What you will do:
Write out all the lines again, precisely as they stand, but without the images.

Dataset excerpts:
┄┄┄┄┄┄┄┄┄┄┄┄┄┄┄┄┄┄┄┄

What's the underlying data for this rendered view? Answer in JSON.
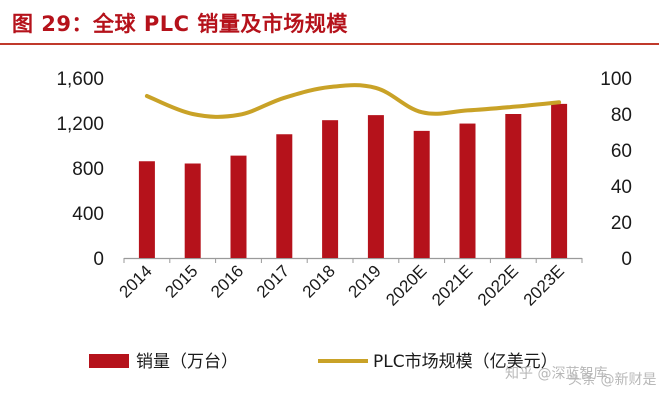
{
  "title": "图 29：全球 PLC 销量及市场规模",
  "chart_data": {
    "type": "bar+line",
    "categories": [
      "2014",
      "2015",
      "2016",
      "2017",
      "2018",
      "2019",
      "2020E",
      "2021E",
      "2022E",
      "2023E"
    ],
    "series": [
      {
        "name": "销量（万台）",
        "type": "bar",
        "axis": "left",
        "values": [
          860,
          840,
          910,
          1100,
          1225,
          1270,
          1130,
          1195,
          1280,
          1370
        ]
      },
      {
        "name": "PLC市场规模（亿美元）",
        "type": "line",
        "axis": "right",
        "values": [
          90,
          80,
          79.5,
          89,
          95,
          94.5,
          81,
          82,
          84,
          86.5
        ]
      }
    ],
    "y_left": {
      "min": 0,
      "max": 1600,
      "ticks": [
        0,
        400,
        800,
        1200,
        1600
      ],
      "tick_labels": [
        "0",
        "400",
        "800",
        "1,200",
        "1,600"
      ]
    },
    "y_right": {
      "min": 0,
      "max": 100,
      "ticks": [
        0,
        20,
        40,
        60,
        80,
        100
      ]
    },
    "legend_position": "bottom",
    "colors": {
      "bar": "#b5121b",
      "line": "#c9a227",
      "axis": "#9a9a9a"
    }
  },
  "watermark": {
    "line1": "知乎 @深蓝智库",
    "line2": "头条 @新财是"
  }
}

┄┄┄┄┄┄┄┄┄┄┄┄┄┄┄┄┄┄┄┄

Expected output:
What's the underlying data for this rendered view? Answer in JSON.
{
  "title": "图 29：全球 PLC 销量及市场规模",
  "chart_data": {
    "type": "bar+line",
    "categories": [
      "2014",
      "2015",
      "2016",
      "2017",
      "2018",
      "2019",
      "2020E",
      "2021E",
      "2022E",
      "2023E"
    ],
    "series": [
      {
        "name": "销量（万台）",
        "type": "bar",
        "axis": "left",
        "values": [
          860,
          840,
          910,
          1100,
          1225,
          1270,
          1130,
          1195,
          1280,
          1370
        ]
      },
      {
        "name": "PLC市场规模（亿美元）",
        "type": "line",
        "axis": "right",
        "values": [
          90,
          80,
          79.5,
          89,
          95,
          94.5,
          81,
          82,
          84,
          86.5
        ]
      }
    ],
    "y_left": {
      "min": 0,
      "max": 1600,
      "ticks": [
        0,
        400,
        800,
        1200,
        1600
      ],
      "tick_labels": [
        "0",
        "400",
        "800",
        "1,200",
        "1,600"
      ]
    },
    "y_right": {
      "min": 0,
      "max": 100,
      "ticks": [
        0,
        20,
        40,
        60,
        80,
        100
      ]
    },
    "legend_position": "bottom",
    "colors": {
      "bar": "#b5121b",
      "line": "#c9a227",
      "axis": "#9a9a9a"
    }
  },
  "watermark": {
    "line1": "知乎 @深蓝智库",
    "line2": "头条 @新财是"
  }
}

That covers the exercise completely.